What you are asked to do: Quote every line as written. Omit pictures.

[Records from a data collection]
------------------------------------------------------------------------

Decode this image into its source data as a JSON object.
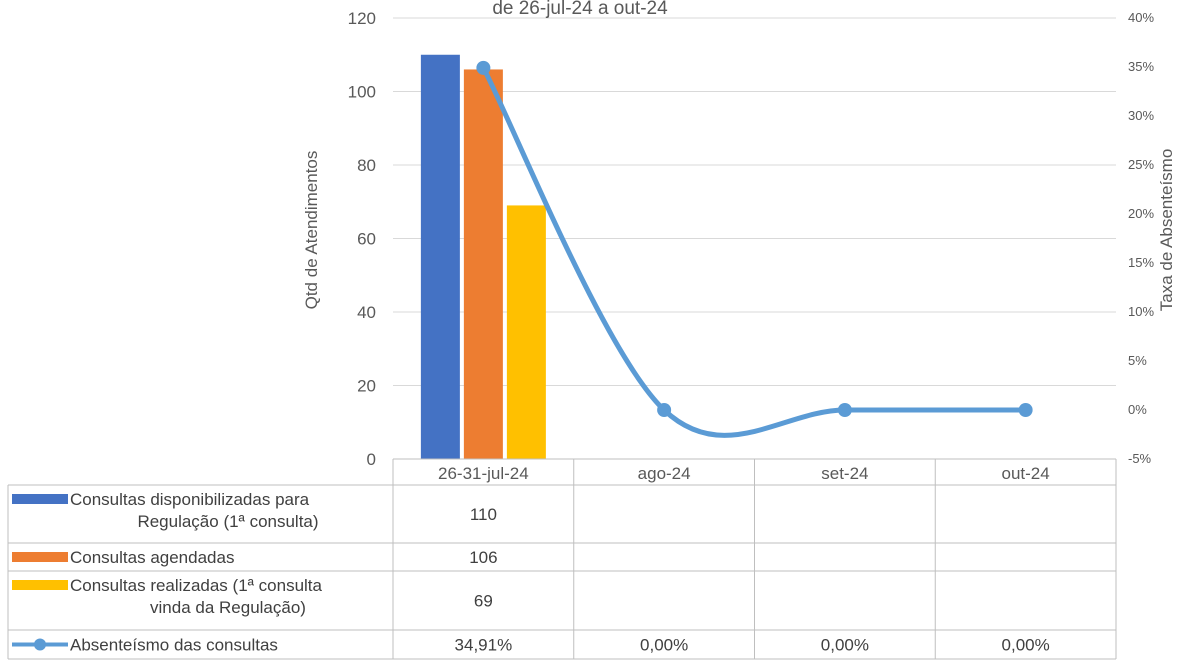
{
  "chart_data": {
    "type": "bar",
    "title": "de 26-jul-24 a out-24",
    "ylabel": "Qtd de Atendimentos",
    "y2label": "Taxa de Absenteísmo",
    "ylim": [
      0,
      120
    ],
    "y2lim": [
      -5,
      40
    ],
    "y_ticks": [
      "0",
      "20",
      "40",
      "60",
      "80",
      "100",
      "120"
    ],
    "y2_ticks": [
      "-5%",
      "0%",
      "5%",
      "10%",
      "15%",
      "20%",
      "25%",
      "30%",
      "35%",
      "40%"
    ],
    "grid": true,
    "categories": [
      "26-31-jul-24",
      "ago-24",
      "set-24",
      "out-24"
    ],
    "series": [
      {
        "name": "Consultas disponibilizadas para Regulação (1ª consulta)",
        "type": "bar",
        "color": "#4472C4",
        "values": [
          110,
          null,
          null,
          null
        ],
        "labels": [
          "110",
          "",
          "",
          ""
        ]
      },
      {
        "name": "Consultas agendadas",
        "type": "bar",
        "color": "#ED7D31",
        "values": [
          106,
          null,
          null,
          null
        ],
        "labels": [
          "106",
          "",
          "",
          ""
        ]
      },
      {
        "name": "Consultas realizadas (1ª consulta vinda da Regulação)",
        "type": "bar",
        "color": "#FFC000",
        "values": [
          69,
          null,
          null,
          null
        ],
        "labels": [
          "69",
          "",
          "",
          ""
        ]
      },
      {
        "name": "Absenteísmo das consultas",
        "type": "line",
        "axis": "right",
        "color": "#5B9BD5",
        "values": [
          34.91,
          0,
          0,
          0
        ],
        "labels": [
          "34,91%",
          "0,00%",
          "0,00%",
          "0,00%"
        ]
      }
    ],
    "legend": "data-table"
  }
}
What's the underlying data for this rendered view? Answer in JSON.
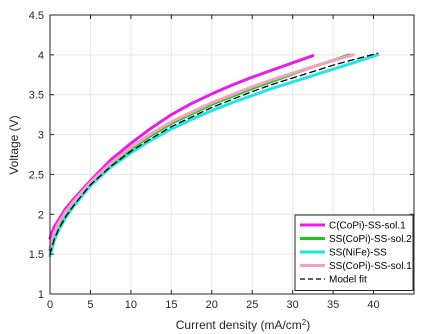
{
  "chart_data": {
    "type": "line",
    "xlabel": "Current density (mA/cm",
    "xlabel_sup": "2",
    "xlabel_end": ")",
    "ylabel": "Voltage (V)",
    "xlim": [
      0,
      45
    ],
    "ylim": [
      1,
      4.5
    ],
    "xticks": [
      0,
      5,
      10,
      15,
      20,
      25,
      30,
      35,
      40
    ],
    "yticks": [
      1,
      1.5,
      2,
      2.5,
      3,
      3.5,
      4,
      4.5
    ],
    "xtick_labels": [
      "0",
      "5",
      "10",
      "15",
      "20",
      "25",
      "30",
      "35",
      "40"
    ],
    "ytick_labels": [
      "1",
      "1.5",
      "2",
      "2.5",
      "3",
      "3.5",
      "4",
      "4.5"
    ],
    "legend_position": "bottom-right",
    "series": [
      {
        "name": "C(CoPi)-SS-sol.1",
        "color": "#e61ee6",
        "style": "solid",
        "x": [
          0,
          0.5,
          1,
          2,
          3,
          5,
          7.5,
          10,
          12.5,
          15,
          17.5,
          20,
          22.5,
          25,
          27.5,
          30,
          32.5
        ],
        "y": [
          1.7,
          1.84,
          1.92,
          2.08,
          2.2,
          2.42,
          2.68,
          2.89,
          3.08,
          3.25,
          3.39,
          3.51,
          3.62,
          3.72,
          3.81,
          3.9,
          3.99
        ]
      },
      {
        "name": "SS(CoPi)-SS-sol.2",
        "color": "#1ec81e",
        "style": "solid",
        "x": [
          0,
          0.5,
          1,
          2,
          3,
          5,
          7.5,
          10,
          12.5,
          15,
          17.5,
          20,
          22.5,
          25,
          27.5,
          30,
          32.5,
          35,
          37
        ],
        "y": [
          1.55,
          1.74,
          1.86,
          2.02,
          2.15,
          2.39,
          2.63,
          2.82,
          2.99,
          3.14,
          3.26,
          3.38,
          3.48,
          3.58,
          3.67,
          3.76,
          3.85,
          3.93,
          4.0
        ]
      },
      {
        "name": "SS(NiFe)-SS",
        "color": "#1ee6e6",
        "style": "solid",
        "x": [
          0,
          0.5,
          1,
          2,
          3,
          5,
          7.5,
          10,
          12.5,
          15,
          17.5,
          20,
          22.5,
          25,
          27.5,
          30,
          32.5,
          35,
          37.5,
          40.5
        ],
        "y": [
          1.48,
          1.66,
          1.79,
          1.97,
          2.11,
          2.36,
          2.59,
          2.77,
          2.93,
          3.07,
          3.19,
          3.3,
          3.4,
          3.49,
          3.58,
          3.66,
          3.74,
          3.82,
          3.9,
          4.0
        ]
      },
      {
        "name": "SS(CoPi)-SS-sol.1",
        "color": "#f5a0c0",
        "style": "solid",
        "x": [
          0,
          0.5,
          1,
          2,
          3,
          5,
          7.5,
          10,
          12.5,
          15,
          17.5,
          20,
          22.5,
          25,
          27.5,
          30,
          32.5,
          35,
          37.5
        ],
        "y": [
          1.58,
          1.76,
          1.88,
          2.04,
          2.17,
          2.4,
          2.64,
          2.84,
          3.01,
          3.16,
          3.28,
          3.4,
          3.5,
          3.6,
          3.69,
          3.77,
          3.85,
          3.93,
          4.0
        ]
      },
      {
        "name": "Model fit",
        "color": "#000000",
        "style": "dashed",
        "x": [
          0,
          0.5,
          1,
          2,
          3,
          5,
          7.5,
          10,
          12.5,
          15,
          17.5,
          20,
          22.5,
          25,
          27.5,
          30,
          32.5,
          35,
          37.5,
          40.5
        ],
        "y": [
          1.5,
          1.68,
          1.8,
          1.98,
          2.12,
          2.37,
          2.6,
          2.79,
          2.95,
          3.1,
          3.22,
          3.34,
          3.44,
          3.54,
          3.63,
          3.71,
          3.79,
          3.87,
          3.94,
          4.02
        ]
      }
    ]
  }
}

------------------------------------------------------------------------

Reply to the task:
Decode this image into its source data as a JSON object.
{
  "chart_data": {
    "type": "bar",
    "title": "de 26-jul-24 a out-24",
    "ylabel": "Qtd de Atendimentos",
    "y2label": "Taxa de Absenteísmo",
    "ylim": [
      0,
      120
    ],
    "y2lim": [
      -5,
      40
    ],
    "y_ticks": [
      "0",
      "20",
      "40",
      "60",
      "80",
      "100",
      "120"
    ],
    "y2_ticks": [
      "-5%",
      "0%",
      "5%",
      "10%",
      "15%",
      "20%",
      "25%",
      "30%",
      "35%",
      "40%"
    ],
    "grid": true,
    "categories": [
      "26-31-jul-24",
      "ago-24",
      "set-24",
      "out-24"
    ],
    "series": [
      {
        "name": "Consultas disponibilizadas para Regulação (1ª consulta)",
        "type": "bar",
        "color": "#4472C4",
        "values": [
          110,
          null,
          null,
          null
        ],
        "labels": [
          "110",
          "",
          "",
          ""
        ]
      },
      {
        "name": "Consultas agendadas",
        "type": "bar",
        "color": "#ED7D31",
        "values": [
          106,
          null,
          null,
          null
        ],
        "labels": [
          "106",
          "",
          "",
          ""
        ]
      },
      {
        "name": "Consultas realizadas (1ª consulta vinda da Regulação)",
        "type": "bar",
        "color": "#FFC000",
        "values": [
          69,
          null,
          null,
          null
        ],
        "labels": [
          "69",
          "",
          "",
          ""
        ]
      },
      {
        "name": "Absenteísmo das consultas",
        "type": "line",
        "axis": "right",
        "color": "#5B9BD5",
        "values": [
          34.91,
          0,
          0,
          0
        ],
        "labels": [
          "34,91%",
          "0,00%",
          "0,00%",
          "0,00%"
        ]
      }
    ],
    "legend": "data-table"
  }
}
What's the underlying data for this rendered view? Answer in JSON.
{
  "chart_data": {
    "type": "line",
    "xlabel": "Current density (mA/cm",
    "xlabel_sup": "2",
    "xlabel_end": ")",
    "ylabel": "Voltage (V)",
    "xlim": [
      0,
      45
    ],
    "ylim": [
      1,
      4.5
    ],
    "xticks": [
      0,
      5,
      10,
      15,
      20,
      25,
      30,
      35,
      40
    ],
    "yticks": [
      1,
      1.5,
      2,
      2.5,
      3,
      3.5,
      4,
      4.5
    ],
    "xtick_labels": [
      "0",
      "5",
      "10",
      "15",
      "20",
      "25",
      "30",
      "35",
      "40"
    ],
    "ytick_labels": [
      "1",
      "1.5",
      "2",
      "2.5",
      "3",
      "3.5",
      "4",
      "4.5"
    ],
    "legend_position": "bottom-right",
    "series": [
      {
        "name": "C(CoPi)-SS-sol.1",
        "color": "#e61ee6",
        "style": "solid",
        "x": [
          0,
          0.5,
          1,
          2,
          3,
          5,
          7.5,
          10,
          12.5,
          15,
          17.5,
          20,
          22.5,
          25,
          27.5,
          30,
          32.5
        ],
        "y": [
          1.7,
          1.84,
          1.92,
          2.08,
          2.2,
          2.42,
          2.68,
          2.89,
          3.08,
          3.25,
          3.39,
          3.51,
          3.62,
          3.72,
          3.81,
          3.9,
          3.99
        ]
      },
      {
        "name": "SS(CoPi)-SS-sol.2",
        "color": "#1ec81e",
        "style": "solid",
        "x": [
          0,
          0.5,
          1,
          2,
          3,
          5,
          7.5,
          10,
          12.5,
          15,
          17.5,
          20,
          22.5,
          25,
          27.5,
          30,
          32.5,
          35,
          37
        ],
        "y": [
          1.55,
          1.74,
          1.86,
          2.02,
          2.15,
          2.39,
          2.63,
          2.82,
          2.99,
          3.14,
          3.26,
          3.38,
          3.48,
          3.58,
          3.67,
          3.76,
          3.85,
          3.93,
          4.0
        ]
      },
      {
        "name": "SS(NiFe)-SS",
        "color": "#1ee6e6",
        "style": "solid",
        "x": [
          0,
          0.5,
          1,
          2,
          3,
          5,
          7.5,
          10,
          12.5,
          15,
          17.5,
          20,
          22.5,
          25,
          27.5,
          30,
          32.5,
          35,
          37.5,
          40.5
        ],
        "y": [
          1.48,
          1.66,
          1.79,
          1.97,
          2.11,
          2.36,
          2.59,
          2.77,
          2.93,
          3.07,
          3.19,
          3.3,
          3.4,
          3.49,
          3.58,
          3.66,
          3.74,
          3.82,
          3.9,
          4.0
        ]
      },
      {
        "name": "SS(CoPi)-SS-sol.1",
        "color": "#f5a0c0",
        "style": "solid",
        "x": [
          0,
          0.5,
          1,
          2,
          3,
          5,
          7.5,
          10,
          12.5,
          15,
          17.5,
          20,
          22.5,
          25,
          27.5,
          30,
          32.5,
          35,
          37.5
        ],
        "y": [
          1.58,
          1.76,
          1.88,
          2.04,
          2.17,
          2.4,
          2.64,
          2.84,
          3.01,
          3.16,
          3.28,
          3.4,
          3.5,
          3.6,
          3.69,
          3.77,
          3.85,
          3.93,
          4.0
        ]
      },
      {
        "name": "Model fit",
        "color": "#000000",
        "style": "dashed",
        "x": [
          0,
          0.5,
          1,
          2,
          3,
          5,
          7.5,
          10,
          12.5,
          15,
          17.5,
          20,
          22.5,
          25,
          27.5,
          30,
          32.5,
          35,
          37.5,
          40.5
        ],
        "y": [
          1.5,
          1.68,
          1.8,
          1.98,
          2.12,
          2.37,
          2.6,
          2.79,
          2.95,
          3.1,
          3.22,
          3.34,
          3.44,
          3.54,
          3.63,
          3.71,
          3.79,
          3.87,
          3.94,
          4.02
        ]
      }
    ]
  }
}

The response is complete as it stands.